[Stored records]
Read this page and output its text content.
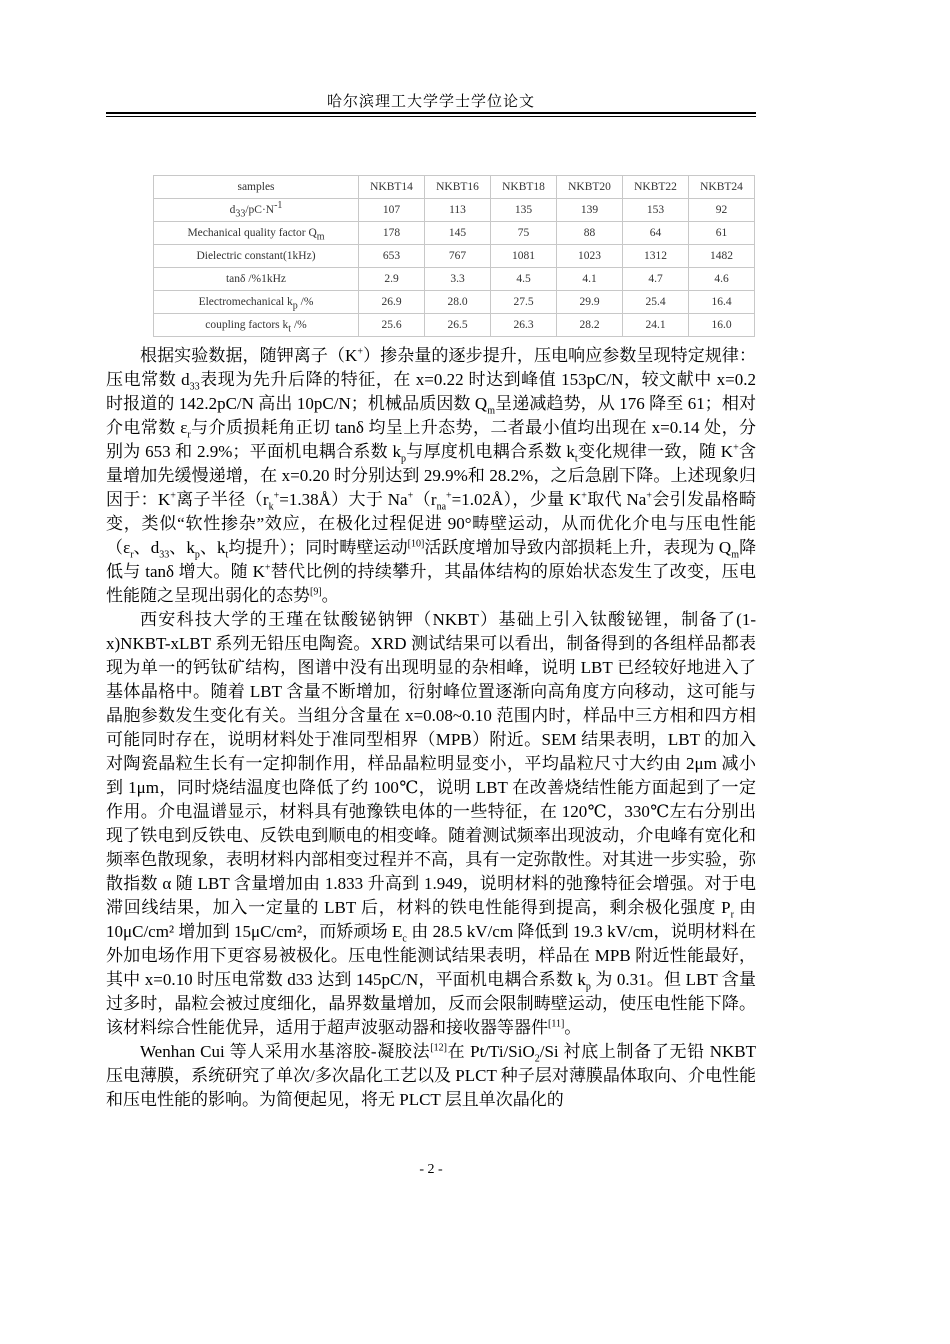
哈尔滨理工大学学士学位论文
samples	NKBT14	NKBT16	NKBT18	NKBT20	NKBT22	NKBT24
$d_{33}/pC\cdot N^{-1}$	107	113	135	139	153	92
Mechanical quality factor $Q_m$	178	145	75	88	64	61
Dielectric constant(1kHz)	653	767	1081	1023	1312	1482
tanδ /%1kHz	2.9	3.3	4.5	4.1	4.7	4.6
Electromechanical $k_p$ /%	26.9	28.0	27.5	29.9	25.4	16.4
coupling factors $k_t$ /%	25.6	26.5	26.3	28.2	24.1	16.0

根据实验数据，随钾离子（K+）掺杂量的逐步提升，压电响应参数呈现特定规律：压电常数 $d_{33}$表现为先升后降的特征，在 x=0.22 时达到峰值 153pC/N，较文献中 x=0.2 时报道的 142.2pC/N 高出 10pC/N；机械品质因数 $Q_m$呈递减趋势，从 176 降至 61；相对介电常数 $\varepsilon_r$与介质损耗角正切 tanδ 均呈上升态势，二者最小值均出现在 x=0.14 处，分别为 653 和 2.9%；平面机电耦合系数 $k_p$与厚度机电耦合系数 $k_t$变化规律一致，随 K+含量增加先缓慢递增，在 x=0.20 时分别达到 29.9%和 28.2%，之后急剧下降。上述现象归因于：K+离子半径$(r_k^+=1.38Å)$大于 $Na^+(r_{na}^+=1.02Å)$，少量 K+取代 Na+会引发晶格畸变，类似“软性掺杂”效应，在极化过程促进 90°畴壁运动，从而优化介电与压电性能（$\varepsilon_r$、$d_{33}$、$k_p$、$k_t$均提升）；同时畴壁运动[10]活跃度增加导致内部损耗上升，表现为 $Q_m$降低与 tanδ 增大。随 K+替代比例的持续攀升，其晶体结构的原始状态发生了改变，压电性能随之呈现出弱化的态势[9]。

西安科技大学的王瑾在钛酸铋钠钾（NKBT）基础上引入钛酸铋锂，制备了(1-x)NKBT-xLBT 系列无铅压电陶瓷。XRD 测试结果可以看出，制备得到的各组样品都表现为单一的钙钛矿结构，图谱中没有出现明显的杂相峰，说明 LBT 已经较好地进入了基体晶格中。随着 LBT 含量不断增加，衍射峰位置逐渐向高角度方向移动，这可能与晶胞参数发生变化有关。当组分含量在 x=0.08~0.10 范围内时，样品中三方相和四方相可能同时存在，说明材料处于准同型相界（MPB）附近。SEM 结果表明，LBT 的加入对陶瓷晶粒生长有一定抑制作用，样品晶粒明显变小，平均晶粒尺寸大约由 2μm 减小到 1μm，同时烧结温度也降低了约 100℃，说明 LBT 在改善烧结性能方面起到了一定作用。介电温谱显示，材料具有弛豫铁电体的一些特征，在 120℃，330℃左右分别出现了铁电到反铁电、反铁电到顺电的相变峰。随着测试频率出现波动，介电峰有宽化和频率色散现象，表明材料内部相变过程并不高，具有一定弥散性。对其进一步实验，弥散指数 α 随 LBT 含量增加由 1.833 升高到 1.949，说明材料的弛豫特征会增强。对于电滞回线结果，加入一定量的 LBT 后，材料的铁电性能得到提高，剩余极化强度 $P_r$ 由 10μC/cm² 增加到 15μC/cm²，而矫顽场 $E_c$ 由 28.5 kV/cm 降低到 19.3 kV/cm，说明材料在外加电场作用下更容易被极化。压电性能测试结果表明，样品在 MPB 附近性能最好，其中 x=0.10 时压电常数 d33 达到 145pC/N，平面机电耦合系数 $k_p$ 为 0.31。但 LBT 含量过多时，晶粒会被过度细化，晶界数量增加，反而会限制畴壁运动，使压电性能下降。该材料综合性能优异，适用于超声波驱动器和接收器等器件[11]。

Wenhan Cui 等人采用水基溶胶-凝胶法[12]在 Pt/Ti/SiO$_2$/Si 衬底上制备了无铅 NKBT 压电薄膜，系统研究了单次/多次晶化工艺以及 PLCT 种子层对薄膜晶体取向、介电性能和压电性能的影响。为简便起见，将无 PLCT 层且单次晶化的

- 2 -
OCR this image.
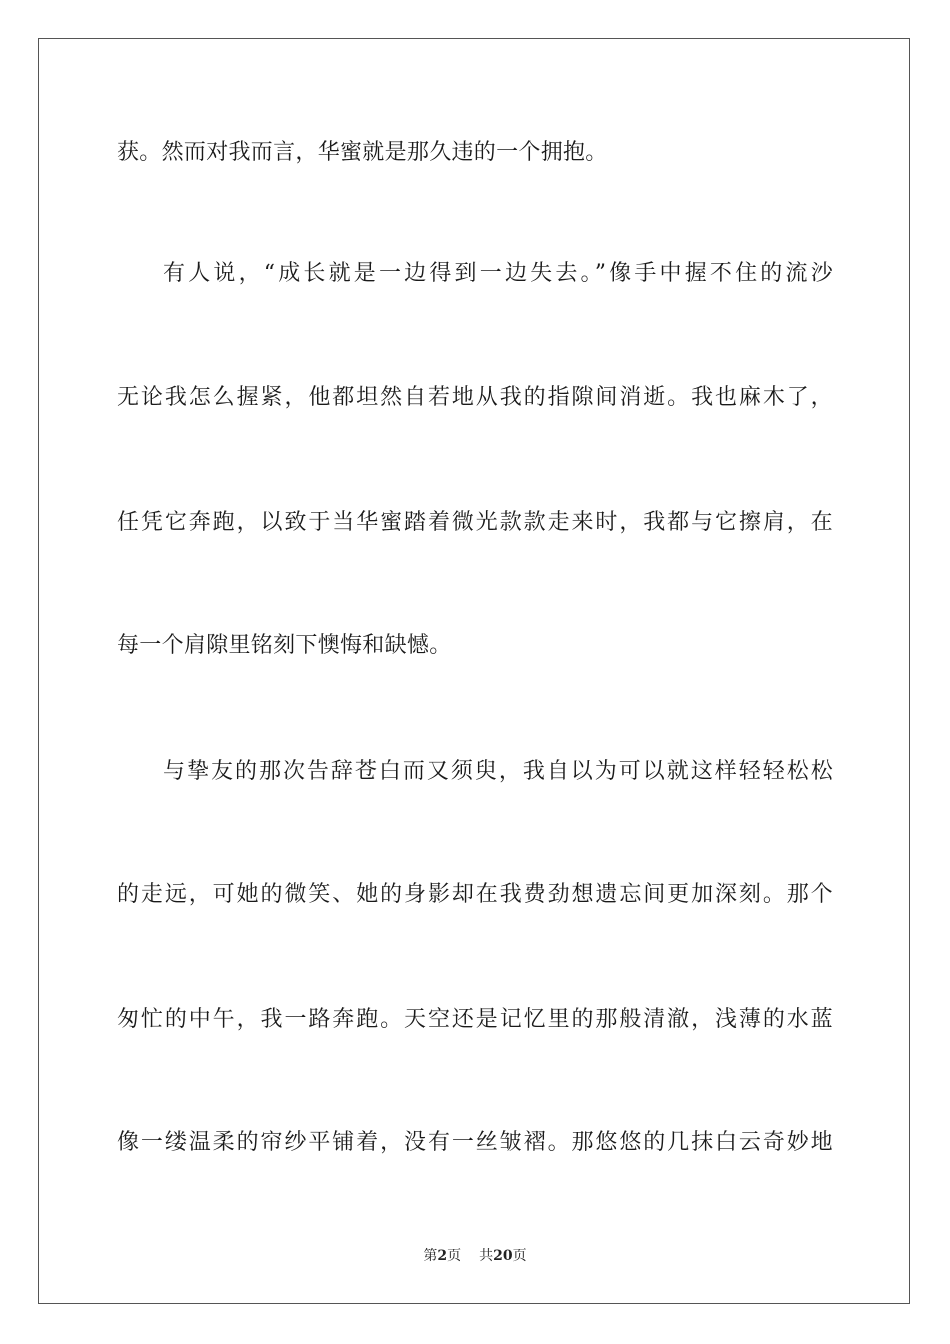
获。然而对我而言，华蜜就是那久违的一个拥抱。
有人说，“成长就是一边得到一边失去。”像手中握不住的流沙
无论我怎么握紧，他都坦然自若地从我的指隙间消逝。我也麻木了，
任凭它奔跑，以致于当华蜜踏着微光款款走来时，我都与它擦肩，在
每一个肩隙里铭刻下懊悔和缺憾。
与挚友的那次告辞苍白而又须臾，我自以为可以就这样轻轻松松
的走远，可她的微笑、她的身影却在我费劲想遗忘间更加深刻。那个
匆忙的中午，我一路奔跑。天空还是记忆里的那般清澈，浅薄的水蓝
像一缕温柔的帘纱平铺着，没有一丝皱褶。那悠悠的几抹白云奇妙地
第2页 共20页
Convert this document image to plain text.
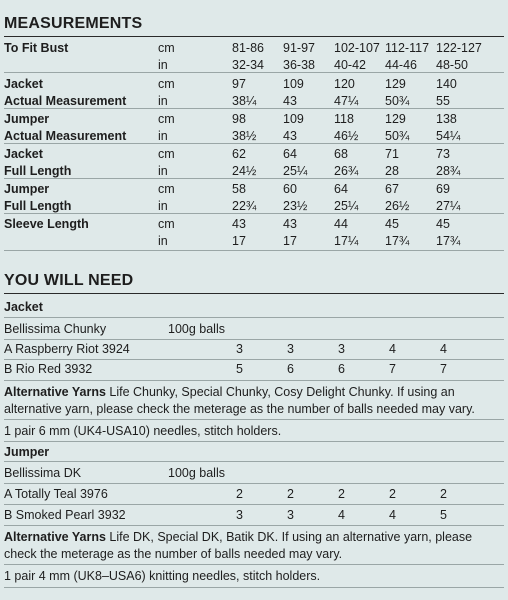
MEASUREMENTS
To Fit Bust	cm	81-86 91-97 102-107 112-117 122-127
in	32-34 36-38 40-42 44-46 48-50
Jacket	cm	97	109 120 129 140
Actual Measurement	in	38¼ 43	47¼ 50¾ 55
Jumper	cm	98	109 118 129 138
Actual Measurement	in	38½ 43	46½ 50¾ 54¼
Jacket	cm	62	64	68	71	73
Full Length	in	24½ 25¼ 26¾ 28	28¾
Jumper	cm	58	60	64	67	69
Full Length	in	22¾ 23½ 25¼ 26½ 27¼
Sleeve Length	cm	43	43	44	45	45
in	17	17	17¼ 17¾ 17¾
YOU WILL NEED
Jacket
Bellissima Chunky	100g balls
A Raspberry Riot 3924	3	3	3	4	4
B Rio Red 3932	5	6	6	7	7
Alternative Yarns Life Chunky, Special Chunky, Cosy Delight Chunky. If using an
alternative yarn, please check the meterage as the number of balls needed may vary.
1 pair 6 mm (UK4-USA10) needles, stitch holders.
Jumper
Bellissima DK	100g balls
A Totally Teal 3976	2	2	2	2	2
B Smoked Pearl 3932	3	3	4	4	5
Alternative Yarns Life DK, Special DK, Batik DK. If using an alternative yarn, please
check the meterage as the number of balls needed may vary.
1 pair 4 mm (UK8–USA6) knitting needles, stitch holders.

■ Your objective:
Reproduce the full listing faithfully, but do not carry over any pictures.

■ Final answer:
Read this page and output its text content.
哈尔滨理工大学学士学位论文
samples	NKBT14	NKBT16	NKBT18	NKBT20	NKBT22	NKBT24
$d_{33}/pC\cdot N^{-1}$	107	113	135	139	153	92
Mechanical quality factor $Q_m$	178	145	75	88	64	61
Dielectric constant(1kHz)	653	767	1081	1023	1312	1482
tanδ /%1kHz	2.9	3.3	4.5	4.1	4.7	4.6
Electromechanical $k_p$ /%	26.9	28.0	27.5	29.9	25.4	16.4
coupling factors $k_t$ /%	25.6	26.5	26.3	28.2	24.1	16.0

根据实验数据，随钾离子（K+）掺杂量的逐步提升，压电响应参数呈现特定规律：压电常数 $d_{33}$表现为先升后降的特征，在 x=0.22 时达到峰值 153pC/N，较文献中 x=0.2 时报道的 142.2pC/N 高出 10pC/N；机械品质因数 $Q_m$呈递减趋势，从 176 降至 61；相对介电常数 $\varepsilon_r$与介质损耗角正切 tanδ 均呈上升态势，二者最小值均出现在 x=0.14 处，分别为 653 和 2.9%；平面机电耦合系数 $k_p$与厚度机电耦合系数 $k_t$变化规律一致，随 K+含量增加先缓慢递增，在 x=0.20 时分别达到 29.9%和 28.2%，之后急剧下降。上述现象归因于：K+离子半径$(r_k^+=1.38Å)$大于 $Na^+(r_{na}^+=1.02Å)$，少量 K+取代 Na+会引发晶格畸变，类似“软性掺杂”效应，在极化过程促进 90°畴壁运动，从而优化介电与压电性能（$\varepsilon_r$、$d_{33}$、$k_p$、$k_t$均提升）；同时畴壁运动[10]活跃度增加导致内部损耗上升，表现为 $Q_m$降低与 tanδ 增大。随 K+替代比例的持续攀升，其晶体结构的原始状态发生了改变，压电性能随之呈现出弱化的态势[9]。

西安科技大学的王瑾在钛酸铋钠钾（NKBT）基础上引入钛酸铋锂，制备了(1-x)NKBT-xLBT 系列无铅压电陶瓷。XRD 测试结果可以看出，制备得到的各组样品都表现为单一的钙钛矿结构，图谱中没有出现明显的杂相峰，说明 LBT 已经较好地进入了基体晶格中。随着 LBT 含量不断增加，衍射峰位置逐渐向高角度方向移动，这可能与晶胞参数发生变化有关。当组分含量在 x=0.08~0.10 范围内时，样品中三方相和四方相可能同时存在，说明材料处于准同型相界（MPB）附近。SEM 结果表明，LBT 的加入对陶瓷晶粒生长有一定抑制作用，样品晶粒明显变小，平均晶粒尺寸大约由 2μm 减小到 1μm，同时烧结温度也降低了约 100℃，说明 LBT 在改善烧结性能方面起到了一定作用。介电温谱显示，材料具有弛豫铁电体的一些特征，在 120℃，330℃左右分别出现了铁电到反铁电、反铁电到顺电的相变峰。随着测试频率出现波动，介电峰有宽化和频率色散现象，表明材料内部相变过程并不高，具有一定弥散性。对其进一步实验，弥散指数 α 随 LBT 含量增加由 1.833 升高到 1.949，说明材料的弛豫特征会增强。对于电滞回线结果，加入一定量的 LBT 后，材料的铁电性能得到提高，剩余极化强度 $P_r$ 由 10μC/cm² 增加到 15μC/cm²，而矫顽场 $E_c$ 由 28.5 kV/cm 降低到 19.3 kV/cm，说明材料在外加电场作用下更容易被极化。压电性能测试结果表明，样品在 MPB 附近性能最好，其中 x=0.10 时压电常数 d33 达到 145pC/N，平面机电耦合系数 $k_p$ 为 0.31。但 LBT 含量过多时，晶粒会被过度细化，晶界数量增加，反而会限制畴壁运动，使压电性能下降。该材料综合性能优异，适用于超声波驱动器和接收器等器件[11]。

Wenhan Cui 等人采用水基溶胶-凝胶法[12]在 Pt/Ti/SiO$_2$/Si 衬底上制备了无铅 NKBT 压电薄膜，系统研究了单次/多次晶化工艺以及 PLCT 种子层对薄膜晶体取向、介电性能和压电性能的影响。为简便起见，将无 PLCT 层且单次晶化的

- 2 -
OCR this image.
获。然而对我而言，华蜜就是那久违的一个拥抱。
有人说，“成长就是一边得到一边失去。”像手中握不住的流沙
无论我怎么握紧，他都坦然自若地从我的指隙间消逝。我也麻木了，
任凭它奔跑，以致于当华蜜踏着微光款款走来时，我都与它擦肩，在
每一个肩隙里铭刻下懊悔和缺憾。
与挚友的那次告辞苍白而又须臾，我自以为可以就这样轻轻松松
的走远，可她的微笑、她的身影却在我费劲想遗忘间更加深刻。那个
匆忙的中午，我一路奔跑。天空还是记忆里的那般清澈，浅薄的水蓝
像一缕温柔的帘纱平铺着，没有一丝皱褶。那悠悠的几抹白云奇妙地
第2页 共20页
Convert this document image to plain text.
MEASUREMENTS
To Fit Bust	cm	81-86 91-97 102-107 112-117 122-127
in	32-34 36-38 40-42 44-46 48-50
Jacket	cm	97	109 120 129 140
Actual Measurement	in	38¼ 43	47¼ 50¾ 55
Jumper	cm	98	109 118 129 138
Actual Measurement	in	38½ 43	46½ 50¾ 54¼
Jacket	cm	62	64	68	71	73
Full Length	in	24½ 25¼ 26¾ 28	28¾
Jumper	cm	58	60	64	67	69
Full Length	in	22¾ 23½ 25¼ 26½ 27¼
Sleeve Length	cm	43	43	44	45	45
in	17	17	17¼ 17¾ 17¾
YOU WILL NEED
Jacket
Bellissima Chunky	100g balls
A Raspberry Riot 3924	3	3	3	4	4
B Rio Red 3932	5	6	6	7	7
Alternative Yarns Life Chunky, Special Chunky, Cosy Delight Chunky. If using an
alternative yarn, please check the meterage as the number of balls needed may vary.
1 pair 6 mm (UK4-USA10) needles, stitch holders.
Jumper
Bellissima DK	100g balls
A Totally Teal 3976	2	2	2	2	2
B Smoked Pearl 3932	3	3	4	4	5
Alternative Yarns Life DK, Special DK, Batik DK. If using an alternative yarn, please
check the meterage as the number of balls needed may vary.
1 pair 4 mm (UK8–USA6) knitting needles, stitch holders.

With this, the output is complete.